そして、それを裏書きするかのように、ジョーダンとハンフリー夫人(もう、ちょっと前から「レイチェル」になっている)との関係も修羅場になっていく。夫の少佐が戻ってくる(この話も本当か?)から、殺してアメリカに逃げようとか、ますますグレイスの話の陰画化してくる。前の実験の時にもリディアの手から性欲を感じたり、p259の文なども見ると、この小説の本当の主人公はジョーダン自身ではないか、ジョーダンが正気を失う話なのでは、と思えてくる。そしてジョーダンは全てを置いて鉄道で去っていく。
では、予告した?訳者あとがきから、アトウッドの言葉を。
やはり、こちらもシェヘラザード=アトウッドの紡ぎ出す物語に酔い浸るのが一番か。そして、シェヘラザード=アトウッドが見ているサルタンとは何者かに思いを馳せる。
300ページ…
(2023 12/16)
第14章「Xの文字」
とりあえず、今日読み終えた。
小説全体のクライマックスはやはり昨日の催眠療法実験のところで、今日読んだ2章は「後日談」的なところ。

▶ 課題の指示:
1. アトウッドの小説についての読書メモから、「そして、それを裏書きするかの」を含む箇所で始まり「ンとは何者かに思いを馳せる。」で終わる部分を、一字も変えずに抜き出しなさい。
2. アトウッドの小説についての読書メモの最後の文に続けて、その先を書きなさい。

▶ 資料の抜粋:
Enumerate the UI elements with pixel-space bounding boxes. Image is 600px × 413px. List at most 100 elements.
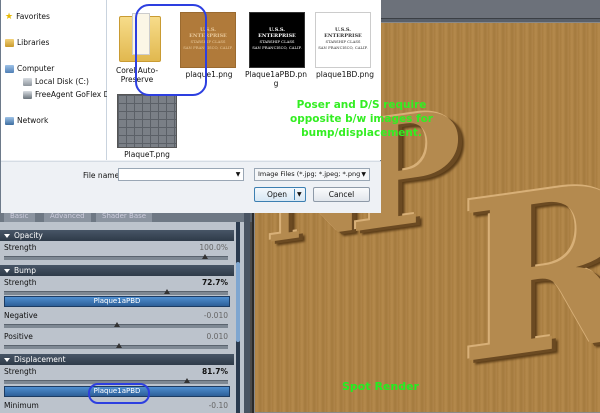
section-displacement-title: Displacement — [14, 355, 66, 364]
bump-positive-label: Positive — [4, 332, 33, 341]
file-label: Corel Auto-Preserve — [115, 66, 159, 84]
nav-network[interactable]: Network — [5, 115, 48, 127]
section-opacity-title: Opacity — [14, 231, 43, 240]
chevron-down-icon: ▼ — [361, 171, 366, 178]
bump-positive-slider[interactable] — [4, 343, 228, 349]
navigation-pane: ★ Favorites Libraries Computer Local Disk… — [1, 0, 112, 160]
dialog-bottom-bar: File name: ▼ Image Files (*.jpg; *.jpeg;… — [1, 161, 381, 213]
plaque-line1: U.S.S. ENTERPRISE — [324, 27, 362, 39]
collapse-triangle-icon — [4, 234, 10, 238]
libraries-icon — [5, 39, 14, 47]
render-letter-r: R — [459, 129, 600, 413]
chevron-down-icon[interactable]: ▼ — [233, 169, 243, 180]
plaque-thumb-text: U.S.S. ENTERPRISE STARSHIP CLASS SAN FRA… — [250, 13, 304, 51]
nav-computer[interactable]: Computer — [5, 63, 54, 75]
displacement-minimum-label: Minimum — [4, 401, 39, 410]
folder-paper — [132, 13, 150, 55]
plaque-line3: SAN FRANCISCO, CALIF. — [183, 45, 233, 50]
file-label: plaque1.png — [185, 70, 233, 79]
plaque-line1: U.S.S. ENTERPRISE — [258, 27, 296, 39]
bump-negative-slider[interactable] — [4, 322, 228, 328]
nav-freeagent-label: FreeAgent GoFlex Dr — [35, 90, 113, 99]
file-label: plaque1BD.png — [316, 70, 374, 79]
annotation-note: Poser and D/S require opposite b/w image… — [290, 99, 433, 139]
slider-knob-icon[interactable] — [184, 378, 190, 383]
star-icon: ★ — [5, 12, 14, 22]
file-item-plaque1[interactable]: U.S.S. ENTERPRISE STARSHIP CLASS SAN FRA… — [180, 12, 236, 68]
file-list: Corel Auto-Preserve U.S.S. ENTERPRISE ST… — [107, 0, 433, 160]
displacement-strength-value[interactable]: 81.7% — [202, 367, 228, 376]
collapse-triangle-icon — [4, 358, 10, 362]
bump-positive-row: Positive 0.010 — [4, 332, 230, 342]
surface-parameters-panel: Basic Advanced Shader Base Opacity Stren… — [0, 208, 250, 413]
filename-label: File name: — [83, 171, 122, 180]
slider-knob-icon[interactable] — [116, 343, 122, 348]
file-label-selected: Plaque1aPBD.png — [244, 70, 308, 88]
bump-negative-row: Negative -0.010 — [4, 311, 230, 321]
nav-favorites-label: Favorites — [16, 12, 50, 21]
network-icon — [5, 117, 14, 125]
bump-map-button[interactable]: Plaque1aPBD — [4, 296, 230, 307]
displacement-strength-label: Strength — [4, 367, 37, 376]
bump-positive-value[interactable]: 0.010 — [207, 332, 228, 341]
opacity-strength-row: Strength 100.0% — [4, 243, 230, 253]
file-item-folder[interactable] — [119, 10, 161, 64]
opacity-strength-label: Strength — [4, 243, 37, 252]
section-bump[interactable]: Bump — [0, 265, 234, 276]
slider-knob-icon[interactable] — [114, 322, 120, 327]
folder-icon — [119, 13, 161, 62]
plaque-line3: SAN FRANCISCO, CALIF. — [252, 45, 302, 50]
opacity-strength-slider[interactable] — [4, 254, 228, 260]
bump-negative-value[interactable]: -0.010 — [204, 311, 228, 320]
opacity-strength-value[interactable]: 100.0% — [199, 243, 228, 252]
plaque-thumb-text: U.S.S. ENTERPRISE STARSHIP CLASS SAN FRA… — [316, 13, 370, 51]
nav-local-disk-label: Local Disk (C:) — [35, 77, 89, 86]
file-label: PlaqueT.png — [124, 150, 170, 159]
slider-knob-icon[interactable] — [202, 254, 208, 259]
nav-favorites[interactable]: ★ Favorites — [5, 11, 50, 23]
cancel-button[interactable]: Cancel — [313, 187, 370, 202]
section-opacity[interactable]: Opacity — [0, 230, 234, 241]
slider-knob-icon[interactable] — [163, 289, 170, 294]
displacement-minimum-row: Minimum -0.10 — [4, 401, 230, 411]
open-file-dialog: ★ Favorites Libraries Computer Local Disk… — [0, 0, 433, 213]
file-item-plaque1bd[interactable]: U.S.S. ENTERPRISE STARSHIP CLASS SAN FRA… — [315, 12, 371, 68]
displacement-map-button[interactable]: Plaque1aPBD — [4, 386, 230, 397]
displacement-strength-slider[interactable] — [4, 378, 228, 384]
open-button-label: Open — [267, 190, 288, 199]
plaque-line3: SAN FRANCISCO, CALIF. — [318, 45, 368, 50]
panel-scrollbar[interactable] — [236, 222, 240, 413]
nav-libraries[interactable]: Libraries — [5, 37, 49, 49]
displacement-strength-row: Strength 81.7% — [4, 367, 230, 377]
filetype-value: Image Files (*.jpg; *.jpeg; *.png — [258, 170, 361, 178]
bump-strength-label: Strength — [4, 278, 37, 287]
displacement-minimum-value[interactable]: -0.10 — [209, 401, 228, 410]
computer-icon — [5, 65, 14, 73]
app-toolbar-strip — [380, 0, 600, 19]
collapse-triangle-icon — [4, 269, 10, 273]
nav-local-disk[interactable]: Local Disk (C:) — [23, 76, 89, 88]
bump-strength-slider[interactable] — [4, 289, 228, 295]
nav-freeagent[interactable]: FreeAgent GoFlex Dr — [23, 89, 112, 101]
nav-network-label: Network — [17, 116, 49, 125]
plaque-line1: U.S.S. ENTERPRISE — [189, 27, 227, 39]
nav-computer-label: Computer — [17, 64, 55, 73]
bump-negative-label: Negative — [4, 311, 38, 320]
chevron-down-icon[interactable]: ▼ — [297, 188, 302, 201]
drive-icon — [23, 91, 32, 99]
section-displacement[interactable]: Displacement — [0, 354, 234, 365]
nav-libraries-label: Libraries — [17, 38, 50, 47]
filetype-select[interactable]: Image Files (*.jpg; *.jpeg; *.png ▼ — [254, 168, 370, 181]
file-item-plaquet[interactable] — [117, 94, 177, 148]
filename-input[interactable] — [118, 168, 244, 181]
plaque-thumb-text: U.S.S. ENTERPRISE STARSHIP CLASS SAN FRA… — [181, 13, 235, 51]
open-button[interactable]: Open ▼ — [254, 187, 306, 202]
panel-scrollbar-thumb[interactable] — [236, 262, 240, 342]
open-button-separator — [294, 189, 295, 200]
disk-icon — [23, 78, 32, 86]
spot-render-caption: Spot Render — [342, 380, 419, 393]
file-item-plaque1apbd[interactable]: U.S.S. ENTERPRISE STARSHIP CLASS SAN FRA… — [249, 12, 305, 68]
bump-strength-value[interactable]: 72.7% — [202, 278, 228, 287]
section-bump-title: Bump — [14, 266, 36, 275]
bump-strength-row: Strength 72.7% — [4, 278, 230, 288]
---
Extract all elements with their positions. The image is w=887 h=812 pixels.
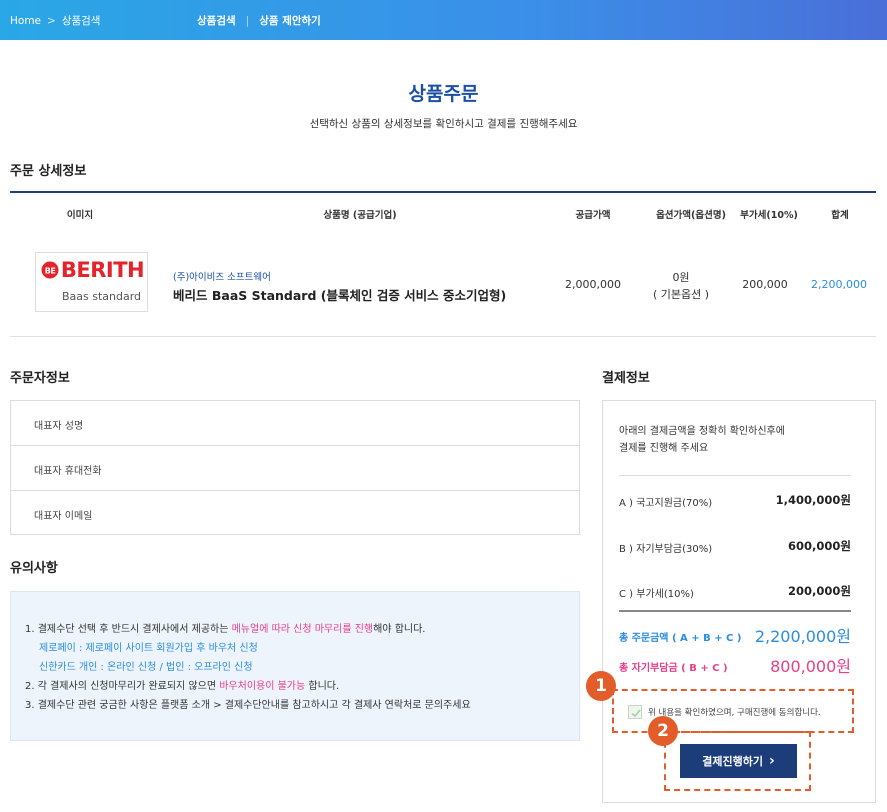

▶ 課題の解答:
1.
そして、それを裏書きするかのように、ジョーダンとハンフリー夫人(もう、ちょっと前から「レイチェル」になっている)との関係も修羅場になっていく。夫の少佐が戻ってくる(この話も本当か?)から、殺してアメリカに逃げようとか、ますますグレイスの話の陰画化してくる。前の実験の時にもリディアの手から性欲を感じたり、p259の文なども見ると、この小説の本当の主人公はジョーダン自身ではないか、ジョーダンが正気を失う話なのでは、と思えてくる。そしてジョーダンは全てを置いて鉄道で去っていく。
では、予告した?訳者あとがきから、アトウッドの言葉を。
やはり、こちらもシェヘラザード=アトウッドの紡ぎ出す物語に酔い浸るのが一番か。そして、シェヘラザード=アトウッドが見ているサルタンとは何者かに思いを馳せる。

2.
複数の書き手(と読み手)からなる手紙の章。ジョーダン医師は母親の家に帰った後、ヨーロッパのビンズワンガー(だからこれはフーコーコレクションに出てくる人物のことか?)のところへ向かう。しかし、この時期、アメリカで南北戦争が起こり、ジョーダンは軍医として北軍に参加。負傷して一部記憶喪失に…幼い頃のことは思い出せるのだが、グレイスのことなどは全く思い出せない。レイチェル(ハンフリー夫人)はジョーダンの母親の家に狂気か恐喝的な手紙を送り続けている(この手紙自体は小説には出てこない)が、母親は取り合わない。
グレイスのところにも来ているドラが、ジョーダンとレイチェルについて話しているが、グレイスは「作り話」だと思っている(自身も作り話したからか、でもドラの話は半分以上は小説記述と一致する)。同じくグレイスの、ジェレマイア宛の手紙は、あの催眠療法実験について何かわかるかと期待させるが明確にはされず。監長の娘リディアはジョーダンがいなくなってから一時男達と遊ぶようになったが、やがてベリンガー牧師と結婚する(これに一番驚いた)…このことに対し、グレイスが何もかもわきまえたような言いっぷりで語っているのが笑える。
第15章「楽園の木」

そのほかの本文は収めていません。